Records about charts and figures:
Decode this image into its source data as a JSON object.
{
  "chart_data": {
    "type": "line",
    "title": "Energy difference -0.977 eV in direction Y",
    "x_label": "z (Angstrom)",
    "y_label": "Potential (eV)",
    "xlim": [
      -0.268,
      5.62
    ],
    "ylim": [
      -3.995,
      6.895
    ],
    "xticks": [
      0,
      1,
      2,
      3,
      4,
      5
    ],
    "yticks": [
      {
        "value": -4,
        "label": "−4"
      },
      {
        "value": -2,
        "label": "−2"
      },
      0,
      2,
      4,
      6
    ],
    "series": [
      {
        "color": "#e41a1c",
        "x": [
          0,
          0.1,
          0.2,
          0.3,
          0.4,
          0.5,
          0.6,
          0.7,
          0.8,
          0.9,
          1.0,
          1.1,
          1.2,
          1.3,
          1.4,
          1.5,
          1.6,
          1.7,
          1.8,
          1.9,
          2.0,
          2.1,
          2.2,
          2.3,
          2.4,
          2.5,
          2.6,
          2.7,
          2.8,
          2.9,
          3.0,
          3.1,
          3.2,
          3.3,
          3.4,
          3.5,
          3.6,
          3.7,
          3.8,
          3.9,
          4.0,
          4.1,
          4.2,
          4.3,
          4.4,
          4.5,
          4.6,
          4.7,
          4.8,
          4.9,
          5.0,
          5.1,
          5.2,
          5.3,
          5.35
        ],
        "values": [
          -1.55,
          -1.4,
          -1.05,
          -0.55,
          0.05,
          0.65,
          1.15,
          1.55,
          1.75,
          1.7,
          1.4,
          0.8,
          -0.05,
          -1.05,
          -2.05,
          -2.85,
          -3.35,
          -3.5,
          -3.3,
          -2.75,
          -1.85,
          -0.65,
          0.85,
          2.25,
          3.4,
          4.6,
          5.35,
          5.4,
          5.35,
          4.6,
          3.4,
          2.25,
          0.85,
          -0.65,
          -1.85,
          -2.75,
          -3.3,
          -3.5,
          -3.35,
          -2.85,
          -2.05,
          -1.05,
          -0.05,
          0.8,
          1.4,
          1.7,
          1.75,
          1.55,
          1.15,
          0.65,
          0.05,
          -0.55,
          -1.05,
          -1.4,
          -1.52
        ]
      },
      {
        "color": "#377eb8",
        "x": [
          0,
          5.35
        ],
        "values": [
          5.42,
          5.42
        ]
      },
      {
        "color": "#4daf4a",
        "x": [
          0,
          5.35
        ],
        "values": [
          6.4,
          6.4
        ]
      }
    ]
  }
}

▶ THE TASK
Determine the count of lines in the data above with the string "color" in them, and give that count alone.

▶ RESULT OF THE EXERCISE
3